(Collected data)
┄┄┄┄┄┄

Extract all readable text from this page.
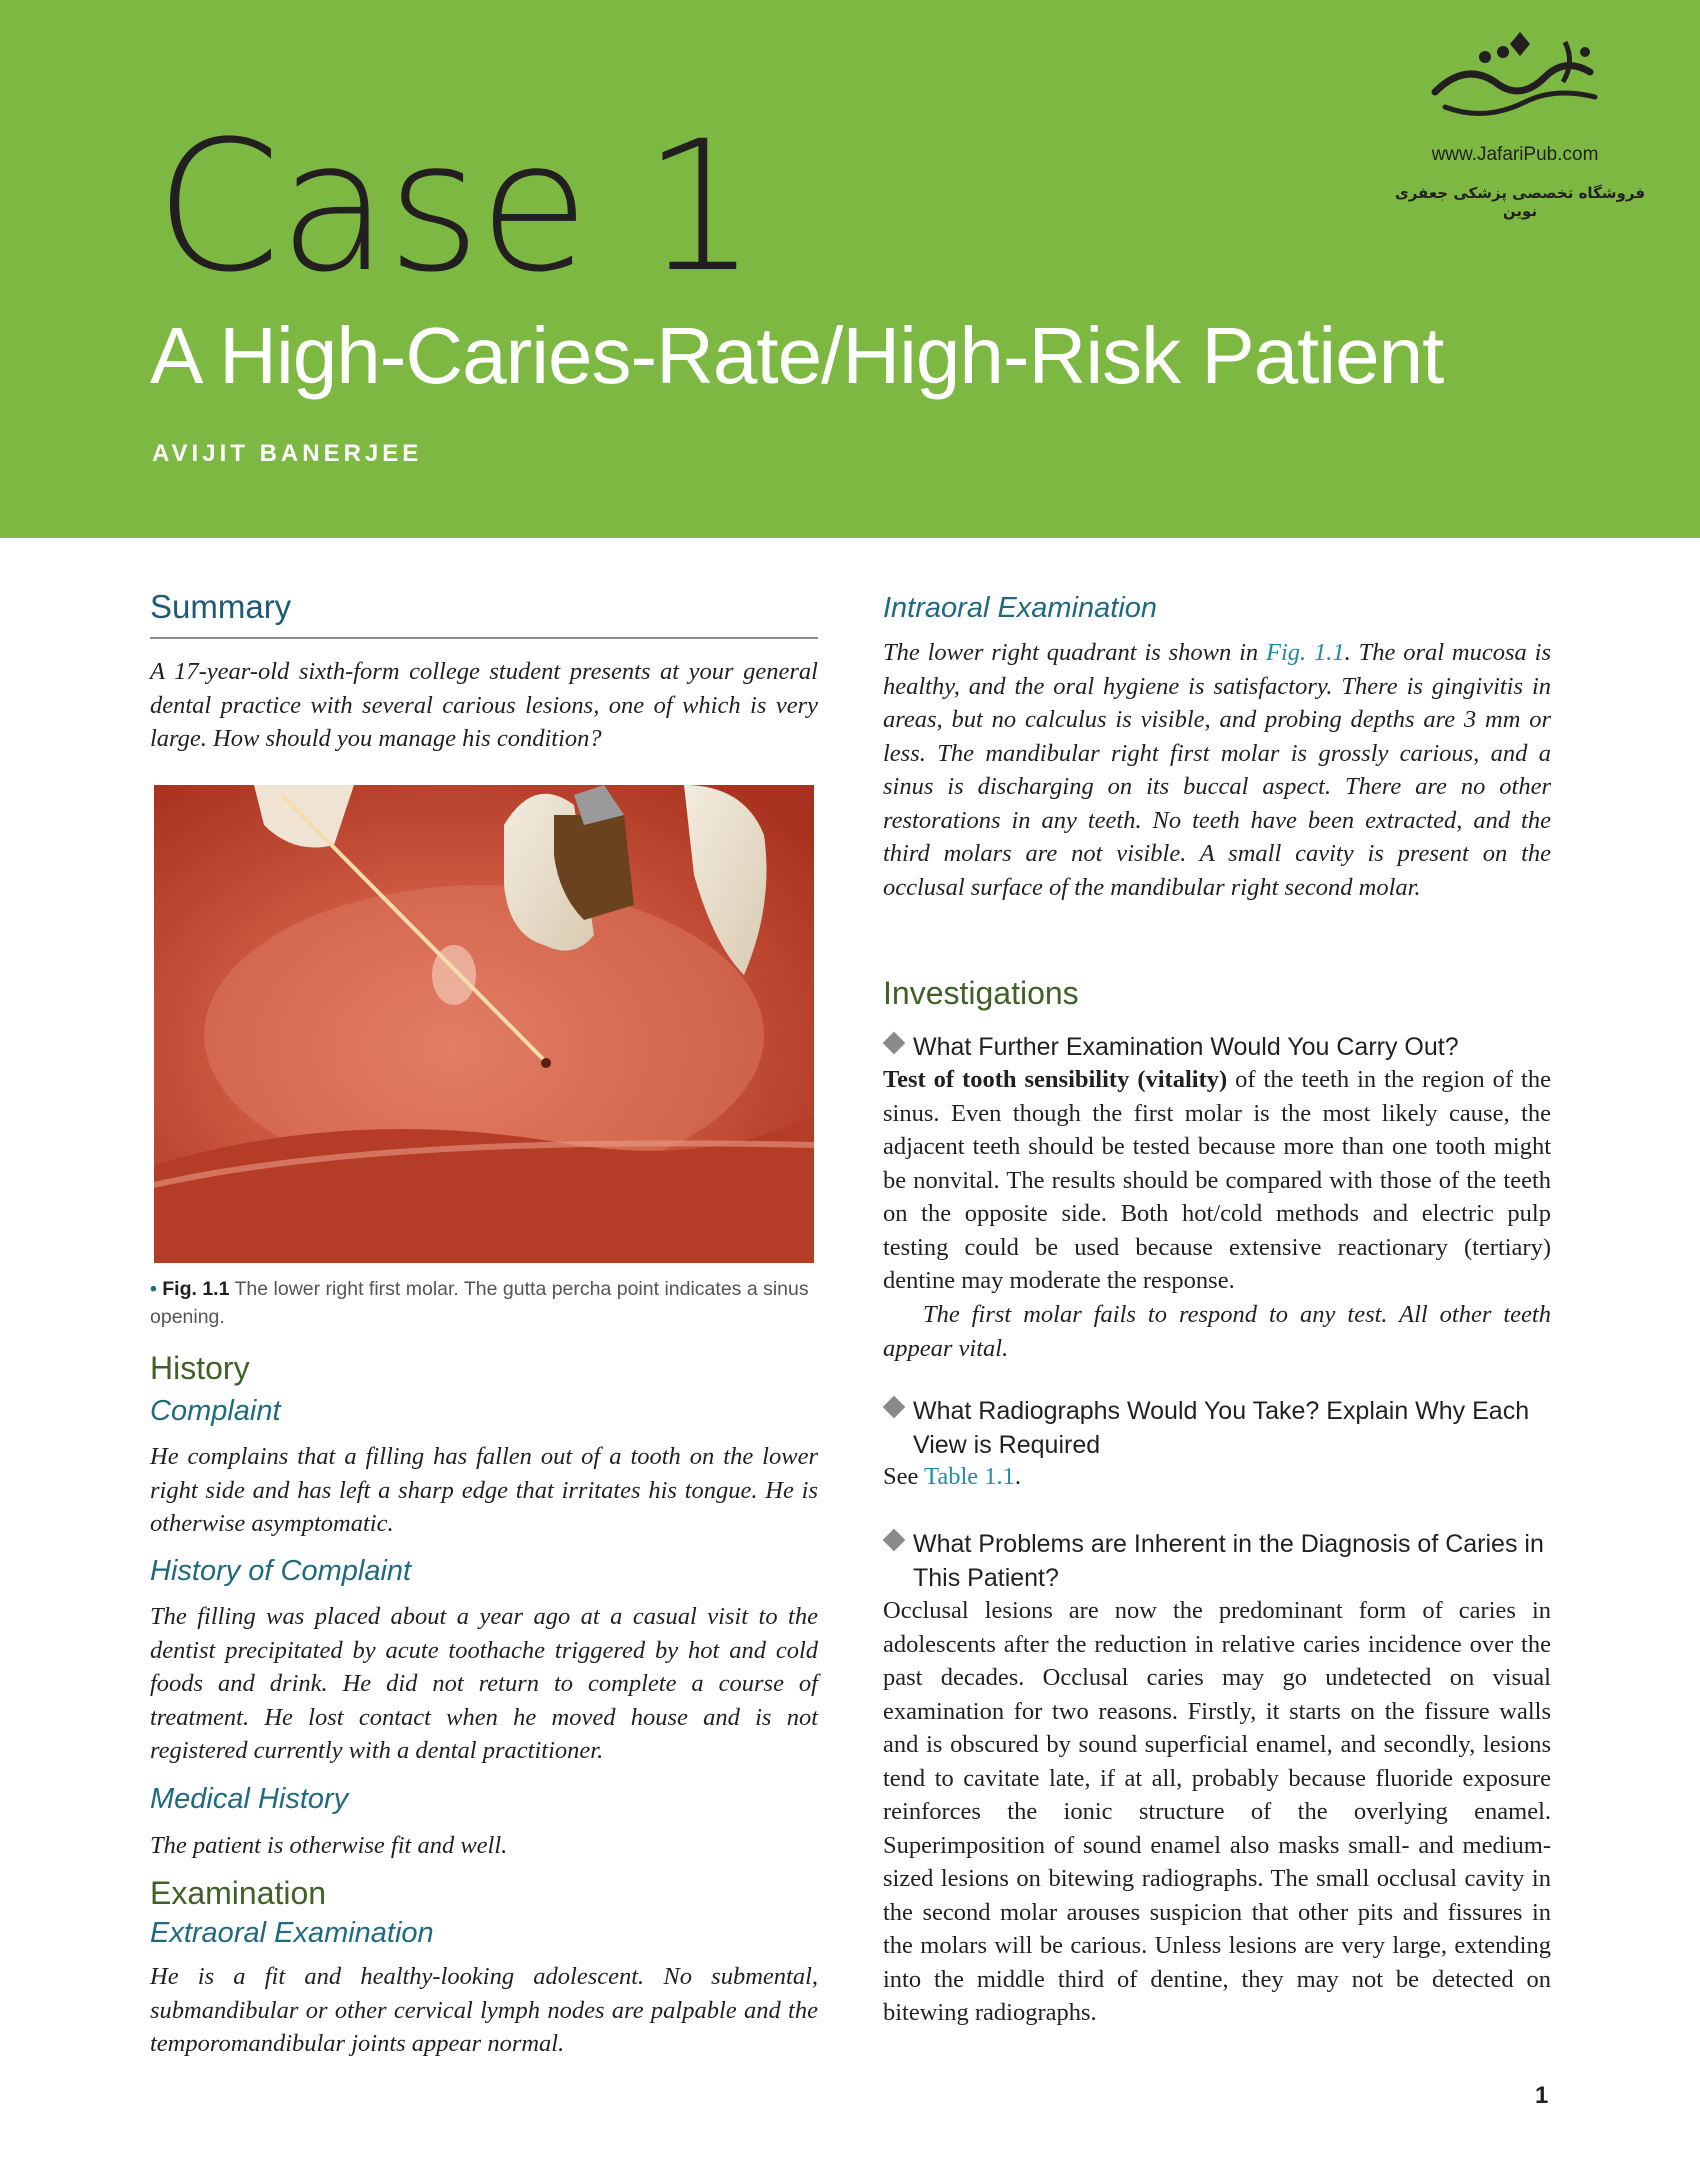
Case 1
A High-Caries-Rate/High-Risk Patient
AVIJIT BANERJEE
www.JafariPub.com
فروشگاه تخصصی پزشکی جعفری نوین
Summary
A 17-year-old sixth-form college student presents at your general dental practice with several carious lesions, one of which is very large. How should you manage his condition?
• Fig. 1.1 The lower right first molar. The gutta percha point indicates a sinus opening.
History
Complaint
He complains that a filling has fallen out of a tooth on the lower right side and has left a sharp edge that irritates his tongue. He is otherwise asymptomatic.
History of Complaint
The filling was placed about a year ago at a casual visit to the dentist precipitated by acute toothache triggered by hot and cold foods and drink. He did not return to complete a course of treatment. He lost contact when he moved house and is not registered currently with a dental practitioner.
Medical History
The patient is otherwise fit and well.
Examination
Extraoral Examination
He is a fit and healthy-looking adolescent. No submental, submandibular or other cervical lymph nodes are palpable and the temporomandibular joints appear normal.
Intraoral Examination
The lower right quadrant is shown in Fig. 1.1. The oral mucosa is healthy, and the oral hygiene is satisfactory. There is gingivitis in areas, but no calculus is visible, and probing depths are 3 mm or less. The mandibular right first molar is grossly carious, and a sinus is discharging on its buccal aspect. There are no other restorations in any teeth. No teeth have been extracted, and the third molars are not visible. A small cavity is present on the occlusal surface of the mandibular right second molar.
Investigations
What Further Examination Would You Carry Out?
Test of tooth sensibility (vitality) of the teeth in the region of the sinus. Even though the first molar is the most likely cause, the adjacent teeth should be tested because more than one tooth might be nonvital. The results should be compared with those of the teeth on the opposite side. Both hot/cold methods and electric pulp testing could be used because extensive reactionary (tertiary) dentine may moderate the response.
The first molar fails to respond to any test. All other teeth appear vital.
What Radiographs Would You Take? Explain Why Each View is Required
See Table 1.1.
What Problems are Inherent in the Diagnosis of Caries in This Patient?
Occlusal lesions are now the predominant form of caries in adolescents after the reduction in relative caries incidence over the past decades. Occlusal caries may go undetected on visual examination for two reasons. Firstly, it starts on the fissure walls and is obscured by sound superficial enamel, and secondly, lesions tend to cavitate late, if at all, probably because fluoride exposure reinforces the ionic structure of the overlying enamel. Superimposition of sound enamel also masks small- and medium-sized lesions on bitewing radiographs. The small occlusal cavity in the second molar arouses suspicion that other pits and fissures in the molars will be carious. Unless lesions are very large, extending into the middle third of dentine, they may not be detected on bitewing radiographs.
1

┄┄┄┄┄┄

List all lines from the entries that include the word "otherwise".

Solution:
He complains that a filling has fallen out of a tooth on the lower right side and has left a sharp edge that irritates his tongue. He is otherwise asymptomatic.
The patient is otherwise fit and well.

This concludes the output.